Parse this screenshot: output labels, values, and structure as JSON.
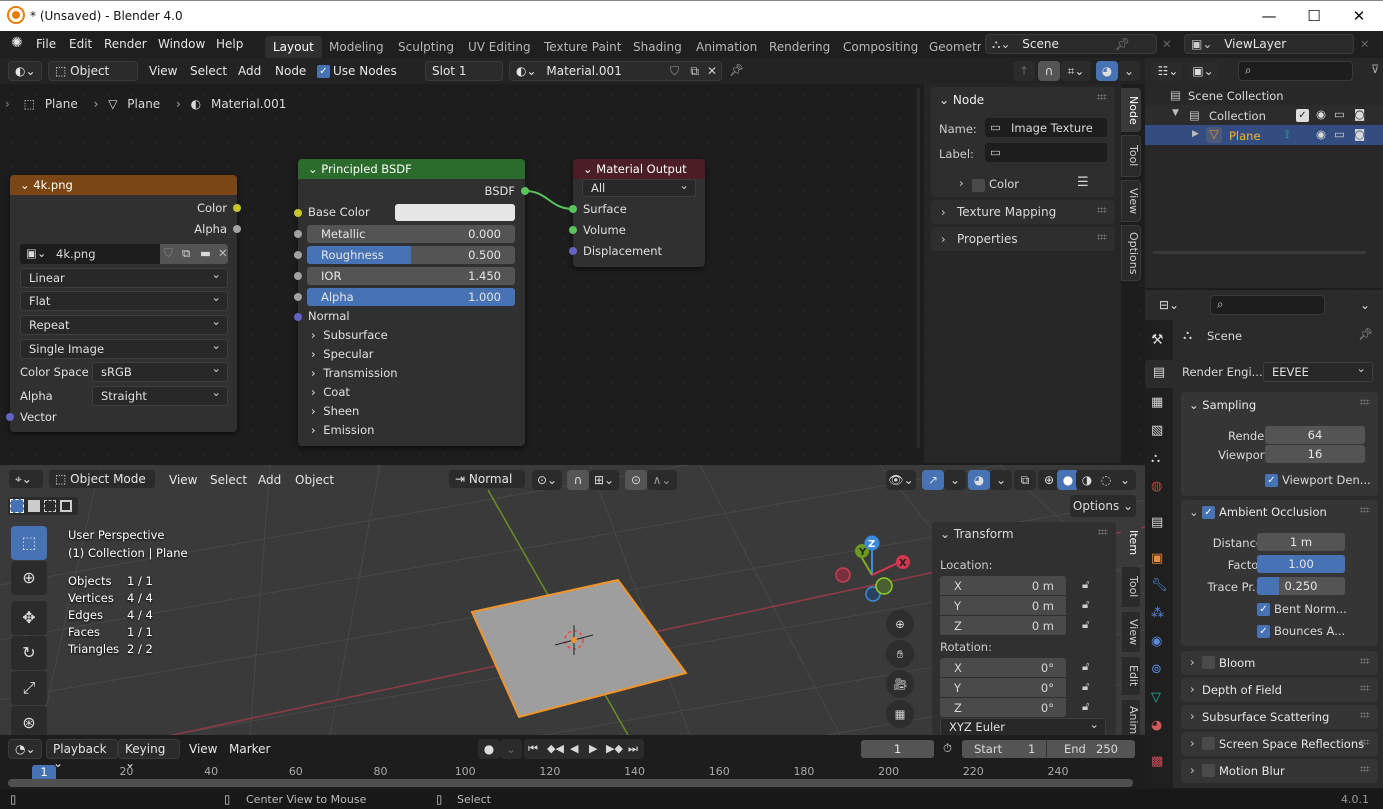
{
  "window": {
    "title": "* (Unsaved) - Blender 4.0",
    "min": "—",
    "max": "☐",
    "close": "✕"
  },
  "menu": [
    "File",
    "Edit",
    "Render",
    "Window",
    "Help"
  ],
  "workspaces": [
    "Layout",
    "Modeling",
    "Sculpting",
    "UV Editing",
    "Texture Paint",
    "Shading",
    "Animation",
    "Rendering",
    "Compositing",
    "Geometry"
  ],
  "active_workspace": "Layout",
  "scene_selector": {
    "value": "Scene"
  },
  "viewlayer_selector": {
    "value": "ViewLayer"
  },
  "node_header": {
    "mode": "Object",
    "menus": [
      "View",
      "Select",
      "Add",
      "Node"
    ],
    "use_nodes_label": "Use Nodes",
    "use_nodes_checked": true,
    "slot": "Slot 1",
    "material": "Material.001"
  },
  "breadcrumb": [
    "Plane",
    "Plane",
    "Material.001"
  ],
  "nodes": {
    "image_texture": {
      "title": "4k.png",
      "outputs": [
        "Color",
        "Alpha"
      ],
      "image": "4k.png",
      "interpolation": "Linear",
      "projection": "Flat",
      "extension": "Repeat",
      "source": "Single Image",
      "color_space_label": "Color Space",
      "color_space": "sRGB",
      "alpha_label": "Alpha",
      "alpha": "Straight",
      "input": "Vector"
    },
    "principled": {
      "title": "Principled BSDF",
      "output": "BSDF",
      "base_color_label": "Base Color",
      "base_color": "#e6e6e6",
      "sliders": [
        {
          "label": "Metallic",
          "value": "0.000",
          "fraction": 0.0
        },
        {
          "label": "Roughness",
          "value": "0.500",
          "fraction": 0.5
        },
        {
          "label": "IOR",
          "value": "1.450",
          "fraction": 0.0
        },
        {
          "label": "Alpha",
          "value": "1.000",
          "fraction": 1.0
        }
      ],
      "normal": "Normal",
      "panels": [
        "Subsurface",
        "Specular",
        "Transmission",
        "Coat",
        "Sheen",
        "Emission"
      ]
    },
    "output": {
      "title": "Material Output",
      "target": "All",
      "inputs": [
        "Surface",
        "Volume",
        "Displacement"
      ]
    }
  },
  "node_sidebar": {
    "section": "Node",
    "name_label": "Name:",
    "name_value": "Image Texture",
    "label_label": "Label:",
    "label_value": "",
    "color_label": "Color",
    "sections": [
      "Texture Mapping",
      "Properties"
    ],
    "tabs": [
      "Node",
      "Tool",
      "View",
      "Options"
    ]
  },
  "outliner": {
    "items": [
      {
        "label": "Scene Collection",
        "level": 0
      },
      {
        "label": "Collection",
        "level": 1
      },
      {
        "label": "Plane",
        "level": 2,
        "selected": true
      }
    ]
  },
  "properties": {
    "context": "Scene",
    "render_engine_label": "Render Engi...",
    "render_engine": "EEVEE",
    "sampling": {
      "title": "Sampling",
      "render_label": "Render",
      "render": "64",
      "viewport_label": "Viewport",
      "viewport": "16",
      "denoise_label": "Viewport Den...",
      "denoise": true
    },
    "ao": {
      "title": "Ambient Occlusion",
      "enabled": true,
      "distance_label": "Distance",
      "distance": "1 m",
      "factor_label": "Factor",
      "factor": "1.00",
      "factor_fraction": 1.0,
      "trace_label": "Trace Pr...",
      "trace": "0.250",
      "trace_fraction": 0.25,
      "bent_label": "Bent Norm...",
      "bent": true,
      "bounces_label": "Bounces A...",
      "bounces": true
    },
    "collapsed": [
      {
        "label": "Bloom",
        "checkbox": true
      },
      {
        "label": "Depth of Field",
        "checkbox": false
      },
      {
        "label": "Subsurface Scattering",
        "checkbox": false
      },
      {
        "label": "Screen Space Reflections",
        "checkbox": true
      },
      {
        "label": "Motion Blur",
        "checkbox": true
      }
    ]
  },
  "viewport": {
    "mode": "Object Mode",
    "menus": [
      "View",
      "Select",
      "Add",
      "Object"
    ],
    "orientation": "Normal",
    "options": "Options",
    "overlay_title": "User Perspective",
    "overlay_subtitle": "(1) Collection | Plane",
    "stats": [
      {
        "label": "Objects",
        "value": "1 / 1"
      },
      {
        "label": "Vertices",
        "value": "4 / 4"
      },
      {
        "label": "Edges",
        "value": "4 / 4"
      },
      {
        "label": "Faces",
        "value": "1 / 1"
      },
      {
        "label": "Triangles",
        "value": "2 / 2"
      }
    ],
    "gizmo": {
      "x": "X",
      "y": "Y",
      "z": "Z"
    },
    "transform": {
      "title": "Transform",
      "location_label": "Location:",
      "location": [
        {
          "axis": "X",
          "value": "0 m"
        },
        {
          "axis": "Y",
          "value": "0 m"
        },
        {
          "axis": "Z",
          "value": "0 m"
        }
      ],
      "rotation_label": "Rotation:",
      "rotation": [
        {
          "axis": "X",
          "value": "0°"
        },
        {
          "axis": "Y",
          "value": "0°"
        },
        {
          "axis": "Z",
          "value": "0°"
        }
      ],
      "rotation_mode": "XYZ Euler"
    },
    "tabs": [
      "Item",
      "Tool",
      "View",
      "Edit",
      "Anim"
    ]
  },
  "timeline": {
    "menus": [
      "Playback",
      "Keying",
      "View",
      "Marker"
    ],
    "current_frame": "1",
    "start_label": "Start",
    "start": "1",
    "end_label": "End",
    "end": "250",
    "ticks": [
      "20",
      "40",
      "60",
      "80",
      "100",
      "120",
      "140",
      "160",
      "180",
      "200",
      "220",
      "240"
    ],
    "playhead": "1"
  },
  "statusbar": {
    "hint_middle": "Center View to Mouse",
    "hint_right": "Select",
    "version": "4.0.1"
  }
}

____

EXERCISE GOAL
Using the records above, output their complete text exactly, minus any images.

RESULT BELOW
Parse this screenshot: output labels, values, and structure as JSON.
{
  "window": {
    "title": "* (Unsaved) - Blender 4.0",
    "min": "—",
    "max": "☐",
    "close": "✕"
  },
  "menu": [
    "File",
    "Edit",
    "Render",
    "Window",
    "Help"
  ],
  "workspaces": [
    "Layout",
    "Modeling",
    "Sculpting",
    "UV Editing",
    "Texture Paint",
    "Shading",
    "Animation",
    "Rendering",
    "Compositing",
    "Geometry"
  ],
  "active_workspace": "Layout",
  "scene_selector": {
    "value": "Scene"
  },
  "viewlayer_selector": {
    "value": "ViewLayer"
  },
  "node_header": {
    "mode": "Object",
    "menus": [
      "View",
      "Select",
      "Add",
      "Node"
    ],
    "use_nodes_label": "Use Nodes",
    "use_nodes_checked": true,
    "slot": "Slot 1",
    "material": "Material.001"
  },
  "breadcrumb": [
    "Plane",
    "Plane",
    "Material.001"
  ],
  "nodes": {
    "image_texture": {
      "title": "4k.png",
      "outputs": [
        "Color",
        "Alpha"
      ],
      "image": "4k.png",
      "interpolation": "Linear",
      "projection": "Flat",
      "extension": "Repeat",
      "source": "Single Image",
      "color_space_label": "Color Space",
      "color_space": "sRGB",
      "alpha_label": "Alpha",
      "alpha": "Straight",
      "input": "Vector"
    },
    "principled": {
      "title": "Principled BSDF",
      "output": "BSDF",
      "base_color_label": "Base Color",
      "base_color": "#e6e6e6",
      "sliders": [
        {
          "label": "Metallic",
          "value": "0.000",
          "fraction": 0.0
        },
        {
          "label": "Roughness",
          "value": "0.500",
          "fraction": 0.5
        },
        {
          "label": "IOR",
          "value": "1.450",
          "fraction": 0.0
        },
        {
          "label": "Alpha",
          "value": "1.000",
          "fraction": 1.0
        }
      ],
      "normal": "Normal",
      "panels": [
        "Subsurface",
        "Specular",
        "Transmission",
        "Coat",
        "Sheen",
        "Emission"
      ]
    },
    "output": {
      "title": "Material Output",
      "target": "All",
      "inputs": [
        "Surface",
        "Volume",
        "Displacement"
      ]
    }
  },
  "node_sidebar": {
    "section": "Node",
    "name_label": "Name:",
    "name_value": "Image Texture",
    "label_label": "Label:",
    "label_value": "",
    "color_label": "Color",
    "sections": [
      "Texture Mapping",
      "Properties"
    ],
    "tabs": [
      "Node",
      "Tool",
      "View",
      "Options"
    ]
  },
  "outliner": {
    "items": [
      {
        "label": "Scene Collection",
        "level": 0
      },
      {
        "label": "Collection",
        "level": 1
      },
      {
        "label": "Plane",
        "level": 2,
        "selected": true
      }
    ]
  },
  "properties": {
    "context": "Scene",
    "render_engine_label": "Render Engi...",
    "render_engine": "EEVEE",
    "sampling": {
      "title": "Sampling",
      "render_label": "Render",
      "render": "64",
      "viewport_label": "Viewport",
      "viewport": "16",
      "denoise_label": "Viewport Den...",
      "denoise": true
    },
    "ao": {
      "title": "Ambient Occlusion",
      "enabled": true,
      "distance_label": "Distance",
      "distance": "1 m",
      "factor_label": "Factor",
      "factor": "1.00",
      "factor_fraction": 1.0,
      "trace_label": "Trace Pr...",
      "trace": "0.250",
      "trace_fraction": 0.25,
      "bent_label": "Bent Norm...",
      "bent": true,
      "bounces_label": "Bounces A...",
      "bounces": true
    },
    "collapsed": [
      {
        "label": "Bloom",
        "checkbox": true
      },
      {
        "label": "Depth of Field",
        "checkbox": false
      },
      {
        "label": "Subsurface Scattering",
        "checkbox": false
      },
      {
        "label": "Screen Space Reflections",
        "checkbox": true
      },
      {
        "label": "Motion Blur",
        "checkbox": true
      }
    ]
  },
  "viewport": {
    "mode": "Object Mode",
    "menus": [
      "View",
      "Select",
      "Add",
      "Object"
    ],
    "orientation": "Normal",
    "options": "Options",
    "overlay_title": "User Perspective",
    "overlay_subtitle": "(1) Collection | Plane",
    "stats": [
      {
        "label": "Objects",
        "value": "1 / 1"
      },
      {
        "label": "Vertices",
        "value": "4 / 4"
      },
      {
        "label": "Edges",
        "value": "4 / 4"
      },
      {
        "label": "Faces",
        "value": "1 / 1"
      },
      {
        "label": "Triangles",
        "value": "2 / 2"
      }
    ],
    "gizmo": {
      "x": "X",
      "y": "Y",
      "z": "Z"
    },
    "transform": {
      "title": "Transform",
      "location_label": "Location:",
      "location": [
        {
          "axis": "X",
          "value": "0 m"
        },
        {
          "axis": "Y",
          "value": "0 m"
        },
        {
          "axis": "Z",
          "value": "0 m"
        }
      ],
      "rotation_label": "Rotation:",
      "rotation": [
        {
          "axis": "X",
          "value": "0°"
        },
        {
          "axis": "Y",
          "value": "0°"
        },
        {
          "axis": "Z",
          "value": "0°"
        }
      ],
      "rotation_mode": "XYZ Euler"
    },
    "tabs": [
      "Item",
      "Tool",
      "View",
      "Edit",
      "Anim"
    ]
  },
  "timeline": {
    "menus": [
      "Playback",
      "Keying",
      "View",
      "Marker"
    ],
    "current_frame": "1",
    "start_label": "Start",
    "start": "1",
    "end_label": "End",
    "end": "250",
    "ticks": [
      "20",
      "40",
      "60",
      "80",
      "100",
      "120",
      "140",
      "160",
      "180",
      "200",
      "220",
      "240"
    ],
    "playhead": "1"
  },
  "statusbar": {
    "hint_middle": "Center View to Mouse",
    "hint_right": "Select",
    "version": "4.0.1"
  }
}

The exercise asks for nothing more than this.